:: GIVEN DATA ::
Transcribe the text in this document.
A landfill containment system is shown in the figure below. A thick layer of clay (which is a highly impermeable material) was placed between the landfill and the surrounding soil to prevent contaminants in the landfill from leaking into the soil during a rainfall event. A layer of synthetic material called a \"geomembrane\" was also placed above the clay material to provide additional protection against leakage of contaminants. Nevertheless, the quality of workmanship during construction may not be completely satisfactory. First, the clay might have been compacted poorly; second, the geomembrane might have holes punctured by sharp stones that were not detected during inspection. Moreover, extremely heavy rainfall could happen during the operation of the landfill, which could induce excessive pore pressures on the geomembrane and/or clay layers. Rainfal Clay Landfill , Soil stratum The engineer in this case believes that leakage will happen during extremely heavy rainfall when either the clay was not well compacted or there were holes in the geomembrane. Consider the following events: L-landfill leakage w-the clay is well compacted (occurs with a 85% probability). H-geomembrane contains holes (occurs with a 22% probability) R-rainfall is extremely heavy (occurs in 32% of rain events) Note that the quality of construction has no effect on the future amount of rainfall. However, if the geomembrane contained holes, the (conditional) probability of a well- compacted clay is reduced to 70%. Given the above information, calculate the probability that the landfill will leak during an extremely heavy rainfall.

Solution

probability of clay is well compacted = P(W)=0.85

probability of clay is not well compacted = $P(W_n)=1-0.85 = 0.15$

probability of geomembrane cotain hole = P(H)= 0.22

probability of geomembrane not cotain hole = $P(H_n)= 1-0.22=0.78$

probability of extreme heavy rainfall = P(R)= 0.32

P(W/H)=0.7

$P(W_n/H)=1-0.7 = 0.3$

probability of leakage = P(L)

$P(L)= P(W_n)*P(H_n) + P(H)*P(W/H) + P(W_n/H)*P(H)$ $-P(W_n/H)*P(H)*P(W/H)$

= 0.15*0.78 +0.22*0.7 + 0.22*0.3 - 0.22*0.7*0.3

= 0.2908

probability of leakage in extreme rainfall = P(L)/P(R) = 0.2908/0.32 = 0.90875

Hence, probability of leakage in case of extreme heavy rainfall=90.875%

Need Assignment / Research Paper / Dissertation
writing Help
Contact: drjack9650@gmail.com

:: WORK TO COMPLETE ::
Gather from the entries above all lines that include the string "leakage".

:: RIGHT ANSWER ::
A landfill containment system is shown in the figure below. A thick layer of clay (which is a highly impermeable material) was placed between the landfill and the surrounding soil to prevent contaminants in the landfill from leaking into the soil during a rainfall event. A layer of synthetic material called a \"geomembrane\" was also placed above the clay material to provide additional protection against leakage of contaminants. Nevertheless, the quality of workmanship during construction may not be completely satisfactory. First, the clay might have been compacted poorly; second, the geomembrane might have holes punctured by sharp stones that were not detected during inspection. Moreover, extremely heavy rainfall could happen during the operation of the landfill, which could induce excessive pore pressures on the geomembrane and/or clay layers. Rainfal Clay Landfill , Soil stratum The engineer in this case believes that leakage will happen during extremely heavy rainfall when either the clay was not well compacted or there were holes in the geomembrane. Consider the following events: L-landfill leakage w-the clay is well compacted (occurs with a 85% probability). H-geomembrane contains holes (occurs with a 22% probability) R-rainfall is extremely heavy (occurs in 32% of rain events) Note that the quality of construction has no effect on the future amount of rainfall. However, if the geomembrane contained holes, the (conditional) probability of a well- compacted clay is reduced to 70%. Given the above information, calculate the probability that the landfill will leak during an extremely heavy rainfall.
probability of leakage = P(L)
probability of leakage in extreme rainfall = P(L)/P(R) = 0.2908/0.32 = 0.90875
Hence, probability of leakage in case of extreme heavy rainfall=90.875%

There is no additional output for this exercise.